§ Job
Write out each line of the material again, word for word.

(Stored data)

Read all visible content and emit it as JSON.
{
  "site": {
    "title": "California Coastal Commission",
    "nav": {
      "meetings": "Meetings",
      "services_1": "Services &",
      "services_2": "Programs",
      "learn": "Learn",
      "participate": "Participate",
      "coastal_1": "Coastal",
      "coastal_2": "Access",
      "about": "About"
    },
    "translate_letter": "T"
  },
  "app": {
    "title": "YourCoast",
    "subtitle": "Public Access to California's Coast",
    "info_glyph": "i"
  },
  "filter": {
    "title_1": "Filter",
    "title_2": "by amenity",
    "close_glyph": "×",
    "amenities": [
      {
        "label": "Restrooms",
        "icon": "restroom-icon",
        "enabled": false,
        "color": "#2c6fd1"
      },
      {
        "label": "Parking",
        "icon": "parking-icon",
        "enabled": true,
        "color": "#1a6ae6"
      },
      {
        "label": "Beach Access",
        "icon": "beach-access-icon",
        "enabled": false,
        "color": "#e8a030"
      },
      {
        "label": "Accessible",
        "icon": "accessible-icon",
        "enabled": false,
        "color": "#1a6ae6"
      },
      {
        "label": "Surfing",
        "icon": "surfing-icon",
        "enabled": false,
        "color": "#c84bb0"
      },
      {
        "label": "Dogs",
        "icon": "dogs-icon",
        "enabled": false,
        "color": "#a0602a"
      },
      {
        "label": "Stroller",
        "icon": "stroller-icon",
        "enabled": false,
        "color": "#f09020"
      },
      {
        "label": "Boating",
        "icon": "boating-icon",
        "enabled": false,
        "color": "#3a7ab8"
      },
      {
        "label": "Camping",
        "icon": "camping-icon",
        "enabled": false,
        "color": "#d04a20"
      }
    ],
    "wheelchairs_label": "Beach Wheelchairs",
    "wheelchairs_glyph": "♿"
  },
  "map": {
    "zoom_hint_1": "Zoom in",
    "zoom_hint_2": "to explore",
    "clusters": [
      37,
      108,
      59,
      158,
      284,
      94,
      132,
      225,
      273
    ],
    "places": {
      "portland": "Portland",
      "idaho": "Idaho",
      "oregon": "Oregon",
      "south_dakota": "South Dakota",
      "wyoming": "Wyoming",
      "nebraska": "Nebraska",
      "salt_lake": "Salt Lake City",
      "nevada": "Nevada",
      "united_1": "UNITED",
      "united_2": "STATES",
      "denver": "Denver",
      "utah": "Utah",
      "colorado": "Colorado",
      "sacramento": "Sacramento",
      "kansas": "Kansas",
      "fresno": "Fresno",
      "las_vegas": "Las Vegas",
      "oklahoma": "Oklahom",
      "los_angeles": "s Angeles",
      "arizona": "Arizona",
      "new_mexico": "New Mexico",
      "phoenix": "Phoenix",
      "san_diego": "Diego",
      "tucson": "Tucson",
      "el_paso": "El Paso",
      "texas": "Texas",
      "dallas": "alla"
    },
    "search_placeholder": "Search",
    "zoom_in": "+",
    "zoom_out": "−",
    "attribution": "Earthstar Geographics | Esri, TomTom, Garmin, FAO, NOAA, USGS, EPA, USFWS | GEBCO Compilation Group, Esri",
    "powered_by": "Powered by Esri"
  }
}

§ Complete response
Read all visible content and emit it as JSON.
{
  "site": {
    "title": "California Coastal Commission",
    "nav": {
      "meetings": "Meetings",
      "services_1": "Services &",
      "services_2": "Programs",
      "learn": "Learn",
      "participate": "Participate",
      "coastal_1": "Coastal",
      "coastal_2": "Access",
      "about": "About"
    },
    "translate_letter": "T"
  },
  "app": {
    "title": "YourCoast",
    "subtitle": "Public Access to California's Coast",
    "info_glyph": "i"
  },
  "filter": {
    "title_1": "Filter",
    "title_2": "by amenity",
    "close_glyph": "×",
    "amenities": [
      {
        "label": "Restrooms",
        "icon": "restroom-icon",
        "enabled": false,
        "color": "#2c6fd1"
      },
      {
        "label": "Parking",
        "icon": "parking-icon",
        "enabled": true,
        "color": "#1a6ae6"
      },
      {
        "label": "Beach Access",
        "icon": "beach-access-icon",
        "enabled": false,
        "color": "#e8a030"
      },
      {
        "label": "Accessible",
        "icon": "accessible-icon",
        "enabled": false,
        "color": "#1a6ae6"
      },
      {
        "label": "Surfing",
        "icon": "surfing-icon",
        "enabled": false,
        "color": "#c84bb0"
      },
      {
        "label": "Dogs",
        "icon": "dogs-icon",
        "enabled": false,
        "color": "#a0602a"
      },
      {
        "label": "Stroller",
        "icon": "stroller-icon",
        "enabled": false,
        "color": "#f09020"
      },
      {
        "label": "Boating",
        "icon": "boating-icon",
        "enabled": false,
        "color": "#3a7ab8"
      },
      {
        "label": "Camping",
        "icon": "camping-icon",
        "enabled": false,
        "color": "#d04a20"
      }
    ],
    "wheelchairs_label": "Beach Wheelchairs",
    "wheelchairs_glyph": "♿"
  },
  "map": {
    "zoom_hint_1": "Zoom in",
    "zoom_hint_2": "to explore",
    "clusters": [
      37,
      108,
      59,
      158,
      284,
      94,
      132,
      225,
      273
    ],
    "places": {
      "portland": "Portland",
      "idaho": "Idaho",
      "oregon": "Oregon",
      "south_dakota": "South Dakota",
      "wyoming": "Wyoming",
      "nebraska": "Nebraska",
      "salt_lake": "Salt Lake City",
      "nevada": "Nevada",
      "united_1": "UNITED",
      "united_2": "STATES",
      "denver": "Denver",
      "utah": "Utah",
      "colorado": "Colorado",
      "sacramento": "Sacramento",
      "kansas": "Kansas",
      "fresno": "Fresno",
      "las_vegas": "Las Vegas",
      "oklahoma": "Oklahom",
      "los_angeles": "s Angeles",
      "arizona": "Arizona",
      "new_mexico": "New Mexico",
      "phoenix": "Phoenix",
      "san_diego": "Diego",
      "tucson": "Tucson",
      "el_paso": "El Paso",
      "texas": "Texas",
      "dallas": "alla"
    },
    "search_placeholder": "Search",
    "zoom_in": "+",
    "zoom_out": "−",
    "attribution": "Earthstar Geographics | Esri, TomTom, Garmin, FAO, NOAA, USGS, EPA, USFWS | GEBCO Compilation Group, Esri",
    "powered_by": "Powered by Esri"
  }
}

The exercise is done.